* INSTRUCTIONS TO FOLLOW
Can you write out the whole listing exactly?

* SUPPLIED INFORMATION
-=-=-=-=-

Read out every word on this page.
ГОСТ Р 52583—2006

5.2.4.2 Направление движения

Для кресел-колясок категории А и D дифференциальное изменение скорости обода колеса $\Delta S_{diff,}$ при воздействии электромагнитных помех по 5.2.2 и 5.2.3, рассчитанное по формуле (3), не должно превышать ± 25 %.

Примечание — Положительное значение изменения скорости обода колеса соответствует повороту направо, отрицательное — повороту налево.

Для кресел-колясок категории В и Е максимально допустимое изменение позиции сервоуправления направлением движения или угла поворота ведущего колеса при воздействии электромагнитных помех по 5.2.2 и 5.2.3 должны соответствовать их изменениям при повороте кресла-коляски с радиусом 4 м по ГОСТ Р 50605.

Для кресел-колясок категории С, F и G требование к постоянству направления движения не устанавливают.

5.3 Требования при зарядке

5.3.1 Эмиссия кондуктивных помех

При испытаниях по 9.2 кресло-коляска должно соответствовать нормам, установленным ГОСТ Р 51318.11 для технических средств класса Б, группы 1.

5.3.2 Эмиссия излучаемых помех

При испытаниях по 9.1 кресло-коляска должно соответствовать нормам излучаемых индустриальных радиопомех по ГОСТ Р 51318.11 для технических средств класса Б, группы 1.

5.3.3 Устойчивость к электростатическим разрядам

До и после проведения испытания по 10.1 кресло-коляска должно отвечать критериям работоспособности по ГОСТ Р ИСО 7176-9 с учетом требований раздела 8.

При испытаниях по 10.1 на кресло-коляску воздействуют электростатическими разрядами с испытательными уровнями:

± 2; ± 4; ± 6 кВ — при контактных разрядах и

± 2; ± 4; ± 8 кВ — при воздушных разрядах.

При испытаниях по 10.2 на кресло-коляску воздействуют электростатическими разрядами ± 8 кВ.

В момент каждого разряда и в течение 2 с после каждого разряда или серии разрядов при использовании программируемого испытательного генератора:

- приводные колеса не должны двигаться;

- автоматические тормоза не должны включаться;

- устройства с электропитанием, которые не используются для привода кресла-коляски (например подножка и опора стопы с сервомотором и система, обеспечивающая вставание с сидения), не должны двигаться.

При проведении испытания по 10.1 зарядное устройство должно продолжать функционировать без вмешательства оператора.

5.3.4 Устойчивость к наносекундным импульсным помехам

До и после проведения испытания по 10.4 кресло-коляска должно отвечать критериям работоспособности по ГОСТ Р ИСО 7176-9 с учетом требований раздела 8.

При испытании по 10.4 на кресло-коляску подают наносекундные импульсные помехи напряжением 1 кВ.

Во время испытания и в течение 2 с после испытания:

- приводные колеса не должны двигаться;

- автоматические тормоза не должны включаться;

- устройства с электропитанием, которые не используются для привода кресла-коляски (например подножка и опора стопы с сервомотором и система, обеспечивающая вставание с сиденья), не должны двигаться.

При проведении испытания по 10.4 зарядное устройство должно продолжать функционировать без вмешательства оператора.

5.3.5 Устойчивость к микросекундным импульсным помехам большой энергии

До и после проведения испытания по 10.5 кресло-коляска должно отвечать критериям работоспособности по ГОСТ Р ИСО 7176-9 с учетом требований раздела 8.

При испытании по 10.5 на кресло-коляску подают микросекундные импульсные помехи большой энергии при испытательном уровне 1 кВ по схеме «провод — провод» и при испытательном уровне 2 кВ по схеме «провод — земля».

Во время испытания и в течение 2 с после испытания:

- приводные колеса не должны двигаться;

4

-=-=-=-=-

* RESULT OF THIS TASK
Read out every word on this page.
ГОСТ Р 52583—2006

5.2.4.2 Направление движения

Для кресел-колясок категории А и D дифференциальное изменение скорости обода колеса $\Delta S_{diff,}$ при воздействии электромагнитных помех по 5.2.2 и 5.2.3, рассчитанное по формуле (3), не должно превышать ± 25 %.

Примечание — Положительное значение изменения скорости обода колеса соответствует повороту направо, отрицательное — повороту налево.

Для кресел-колясок категории В и Е максимально допустимое изменение позиции сервоуправления направлением движения или угла поворота ведущего колеса при воздействии электромагнитных помех по 5.2.2 и 5.2.3 должны соответствовать их изменениям при повороте кресла-коляски с радиусом 4 м по ГОСТ Р 50605.

Для кресел-колясок категории С, F и G требование к постоянству направления движения не устанавливают.

5.3 Требования при зарядке

5.3.1 Эмиссия кондуктивных помех

При испытаниях по 9.2 кресло-коляска должно соответствовать нормам, установленным ГОСТ Р 51318.11 для технических средств класса Б, группы 1.

5.3.2 Эмиссия излучаемых помех

При испытаниях по 9.1 кресло-коляска должно соответствовать нормам излучаемых индустриальных радиопомех по ГОСТ Р 51318.11 для технических средств класса Б, группы 1.

5.3.3 Устойчивость к электростатическим разрядам

До и после проведения испытания по 10.1 кресло-коляска должно отвечать критериям работоспособности по ГОСТ Р ИСО 7176-9 с учетом требований раздела 8.

При испытаниях по 10.1 на кресло-коляску воздействуют электростатическими разрядами с испытательными уровнями:

± 2; ± 4; ± 6 кВ — при контактных разрядах и

± 2; ± 4; ± 8 кВ — при воздушных разрядах.

При испытаниях по 10.2 на кресло-коляску воздействуют электростатическими разрядами ± 8 кВ.

В момент каждого разряда и в течение 2 с после каждого разряда или серии разрядов при использовании программируемого испытательного генератора:

- приводные колеса не должны двигаться;

- автоматические тормоза не должны включаться;

- устройства с электропитанием, которые не используются для привода кресла-коляски (например подножка и опора стопы с сервомотором и система, обеспечивающая вставание с сидения), не должны двигаться.

При проведении испытания по 10.1 зарядное устройство должно продолжать функционировать без вмешательства оператора.

5.3.4 Устойчивость к наносекундным импульсным помехам

До и после проведения испытания по 10.4 кресло-коляска должно отвечать критериям работоспособности по ГОСТ Р ИСО 7176-9 с учетом требований раздела 8.

При испытании по 10.4 на кресло-коляску подают наносекундные импульсные помехи напряжением 1 кВ.

Во время испытания и в течение 2 с после испытания:

- приводные колеса не должны двигаться;

- автоматические тормоза не должны включаться;

- устройства с электропитанием, которые не используются для привода кресла-коляски (например подножка и опора стопы с сервомотором и система, обеспечивающая вставание с сиденья), не должны двигаться.

При проведении испытания по 10.4 зарядное устройство должно продолжать функционировать без вмешательства оператора.

5.3.5 Устойчивость к микросекундным импульсным помехам большой энергии

До и после проведения испытания по 10.5 кресло-коляска должно отвечать критериям работоспособности по ГОСТ Р ИСО 7176-9 с учетом требований раздела 8.

При испытании по 10.5 на кресло-коляску подают микросекундные импульсные помехи большой энергии при испытательном уровне 1 кВ по схеме «провод — провод» и при испытательном уровне 2 кВ по схеме «провод — земля».

Во время испытания и в течение 2 с после испытания:

- приводные колеса не должны двигаться;

4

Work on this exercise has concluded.